WHAT YOU HAVE TO DO: Gather from the listing below each line that includes the word "this", and copy it.

STORED ROWS:
------------------------------
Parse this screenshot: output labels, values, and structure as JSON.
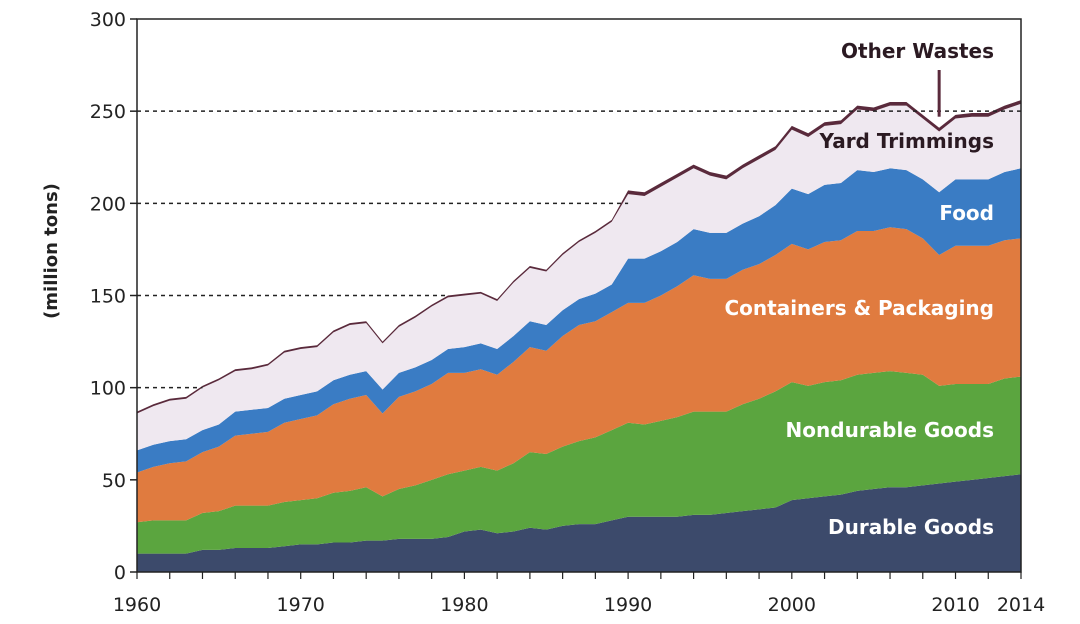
{
  "chart_data": {
    "type": "area",
    "stacked": true,
    "ylabel": "(million tons)",
    "xlim": [
      1960,
      2014
    ],
    "ylim": [
      0,
      300
    ],
    "x_ticks": [
      "1960",
      "1970",
      "1980",
      "1990",
      "2000",
      "2010",
      "2014"
    ],
    "y_ticks": [
      "0",
      "50",
      "100",
      "150",
      "200",
      "250",
      "300"
    ],
    "reference_lines": [
      100,
      150,
      200,
      250
    ],
    "grid": false,
    "legend": "labels placed inside areas on the right",
    "x": [
      1960,
      1961,
      1962,
      1963,
      1964,
      1965,
      1966,
      1967,
      1968,
      1969,
      1970,
      1971,
      1972,
      1973,
      1974,
      1975,
      1976,
      1977,
      1978,
      1979,
      1980,
      1981,
      1982,
      1983,
      1984,
      1985,
      1986,
      1987,
      1988,
      1989,
      1990,
      1991,
      1992,
      1993,
      1994,
      1995,
      1996,
      1997,
      1998,
      1999,
      2000,
      2001,
      2002,
      2003,
      2004,
      2005,
      2006,
      2007,
      2008,
      2009,
      2010,
      2011,
      2012,
      2013,
      2014
    ],
    "series": [
      {
        "name": "Durable Goods",
        "color": "#3c4a6b",
        "values": [
          10,
          10,
          10,
          10,
          12,
          12,
          13,
          13,
          13,
          14,
          15,
          15,
          16,
          16,
          17,
          17,
          18,
          18,
          18,
          19,
          22,
          23,
          21,
          22,
          24,
          23,
          25,
          26,
          26,
          28,
          30,
          30,
          30,
          30,
          31,
          31,
          32,
          33,
          34,
          35,
          39,
          40,
          41,
          42,
          44,
          45,
          46,
          46,
          47,
          48,
          49,
          50,
          51,
          52,
          53
        ]
      },
      {
        "name": "Nondurable Goods",
        "color": "#5ba53f",
        "values": [
          17,
          18,
          18,
          18,
          20,
          21,
          23,
          23,
          23,
          24,
          24,
          25,
          27,
          28,
          29,
          24,
          27,
          29,
          32,
          34,
          33,
          34,
          34,
          37,
          41,
          41,
          43,
          45,
          47,
          49,
          51,
          50,
          52,
          54,
          56,
          56,
          55,
          58,
          60,
          63,
          64,
          61,
          62,
          62,
          63,
          63,
          63,
          62,
          60,
          53,
          53,
          52,
          51,
          53,
          53
        ]
      },
      {
        "name": "Containers & Packaging",
        "color": "#e07b3f",
        "values": [
          27,
          29,
          31,
          32,
          33,
          35,
          38,
          39,
          40,
          43,
          44,
          45,
          48,
          50,
          50,
          45,
          50,
          51,
          52,
          55,
          53,
          53,
          52,
          55,
          57,
          56,
          60,
          63,
          63,
          64,
          65,
          66,
          68,
          71,
          74,
          72,
          72,
          73,
          73,
          74,
          75,
          74,
          76,
          76,
          78,
          77,
          78,
          78,
          74,
          71,
          75,
          75,
          75,
          75,
          75
        ]
      },
      {
        "name": "Food",
        "color": "#3a7cc4",
        "values": [
          12,
          12,
          12,
          12,
          12,
          12,
          13,
          13,
          13,
          13,
          13,
          13,
          13,
          13,
          13,
          13,
          13,
          13,
          13,
          13,
          14,
          14,
          14,
          14,
          14,
          14,
          14,
          14,
          15,
          15,
          24,
          24,
          24,
          24,
          25,
          25,
          25,
          25,
          26,
          27,
          30,
          30,
          31,
          31,
          33,
          32,
          32,
          32,
          32,
          34,
          36,
          36,
          36,
          37,
          38
        ]
      },
      {
        "name": "Yard Trimmings",
        "color": "#efe8f0",
        "values": [
          20,
          21,
          22,
          22,
          23,
          24,
          22,
          22,
          23,
          25,
          25,
          24,
          26,
          27,
          26,
          25,
          25,
          27,
          29,
          28,
          28,
          27,
          26,
          29,
          29,
          29,
          30,
          31,
          33,
          34,
          35,
          34,
          35,
          35,
          33,
          31,
          29,
          30,
          31,
          30,
          32,
          31,
          32,
          32,
          33,
          33,
          34,
          35,
          33,
          33,
          33,
          34,
          34,
          34,
          35
        ]
      },
      {
        "name": "Other Wastes",
        "color": "#5a2a3c",
        "values": [
          1,
          1,
          1,
          1,
          1,
          1,
          1,
          1,
          1,
          1,
          1,
          1,
          1,
          1,
          1,
          1,
          1,
          1,
          1,
          1,
          1,
          1,
          1,
          1,
          1,
          1,
          1,
          1,
          1,
          1,
          2,
          2,
          2,
          2,
          2,
          2,
          2,
          2,
          2,
          2,
          2,
          2,
          2,
          2,
          2,
          2,
          2,
          2,
          2,
          2,
          2,
          2,
          2,
          2,
          2
        ]
      }
    ]
  }
}
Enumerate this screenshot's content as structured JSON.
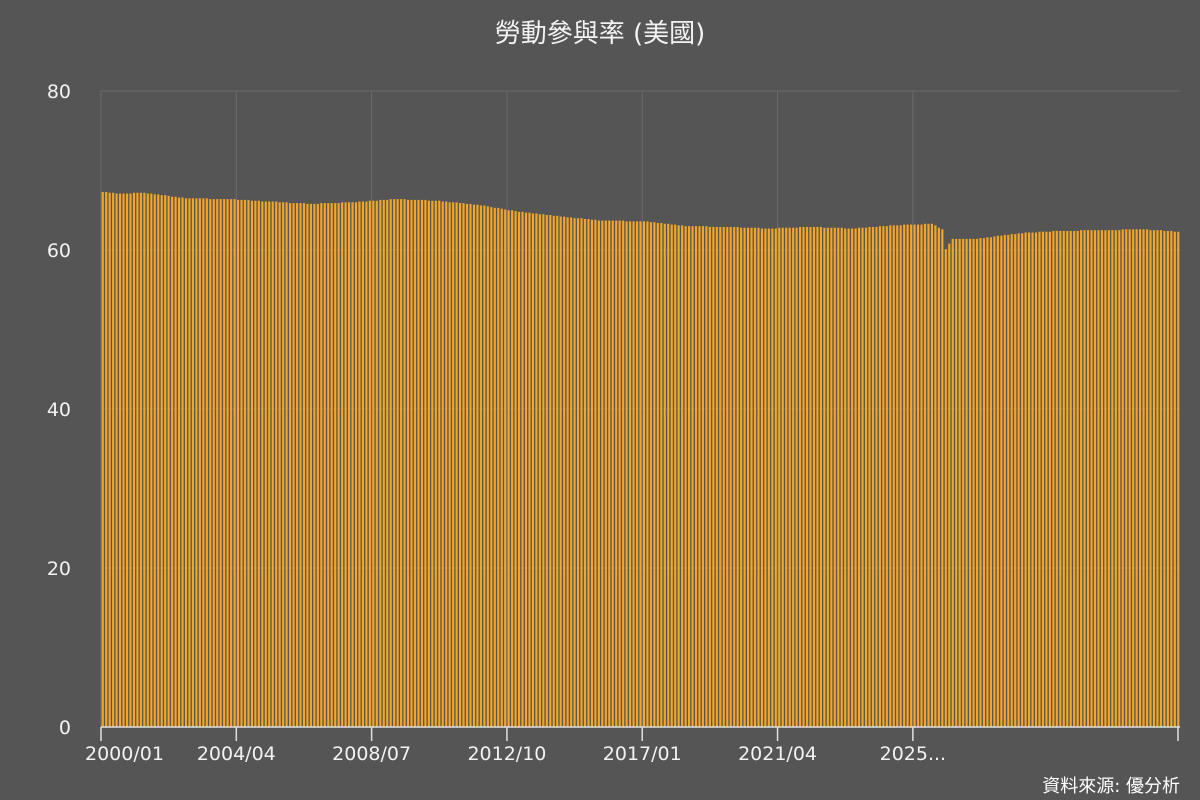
{
  "chart_data": {
    "type": "bar",
    "title": "勞動參與率 (美國)",
    "xlabel": "",
    "ylabel": "",
    "ylim": [
      0,
      80
    ],
    "yticks": [
      0,
      20,
      40,
      60,
      80
    ],
    "x_tick_labels": [
      "2000/01",
      "2004/04",
      "2008/07",
      "2012/10",
      "2017/01",
      "2021/04",
      "2025..."
    ],
    "grid": true,
    "legend": "none",
    "source": "資料來源: 優分析",
    "period": {
      "start": "2000/01",
      "end": "2025/11"
    },
    "anchor_values": [
      {
        "date": "2000/01",
        "value": 67.3
      },
      {
        "date": "2000/06",
        "value": 67.1
      },
      {
        "date": "2001/01",
        "value": 67.2
      },
      {
        "date": "2002/01",
        "value": 66.5
      },
      {
        "date": "2003/01",
        "value": 66.4
      },
      {
        "date": "2004/01",
        "value": 66.1
      },
      {
        "date": "2005/01",
        "value": 65.8
      },
      {
        "date": "2006/01",
        "value": 66.0
      },
      {
        "date": "2007/01",
        "value": 66.4
      },
      {
        "date": "2008/01",
        "value": 66.2
      },
      {
        "date": "2009/01",
        "value": 65.7
      },
      {
        "date": "2010/01",
        "value": 64.8
      },
      {
        "date": "2011/01",
        "value": 64.2
      },
      {
        "date": "2012/01",
        "value": 63.7
      },
      {
        "date": "2013/01",
        "value": 63.6
      },
      {
        "date": "2014/01",
        "value": 63.0
      },
      {
        "date": "2015/01",
        "value": 62.9
      },
      {
        "date": "2016/01",
        "value": 62.7
      },
      {
        "date": "2017/01",
        "value": 62.9
      },
      {
        "date": "2018/01",
        "value": 62.7
      },
      {
        "date": "2019/01",
        "value": 63.1
      },
      {
        "date": "2019/12",
        "value": 63.3
      },
      {
        "date": "2020/03",
        "value": 62.6
      },
      {
        "date": "2020/04",
        "value": 60.1
      },
      {
        "date": "2020/06",
        "value": 61.4
      },
      {
        "date": "2021/01",
        "value": 61.4
      },
      {
        "date": "2022/01",
        "value": 62.1
      },
      {
        "date": "2023/01",
        "value": 62.4
      },
      {
        "date": "2024/01",
        "value": 62.5
      },
      {
        "date": "2025/01",
        "value": 62.6
      },
      {
        "date": "2025/11",
        "value": 62.3
      }
    ],
    "colors": {
      "background": "#555555",
      "bar": "#f5a623",
      "grid": "#6b6b6b",
      "axis": "#e0e0e0",
      "text": "#f2f2f2"
    }
  }
}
------------------------------
ANSWER TO THE PROBLEM:
Parse this screenshot: output labels, values, and structure as JSON.
Enumerate this screenshot's content as structured JSON.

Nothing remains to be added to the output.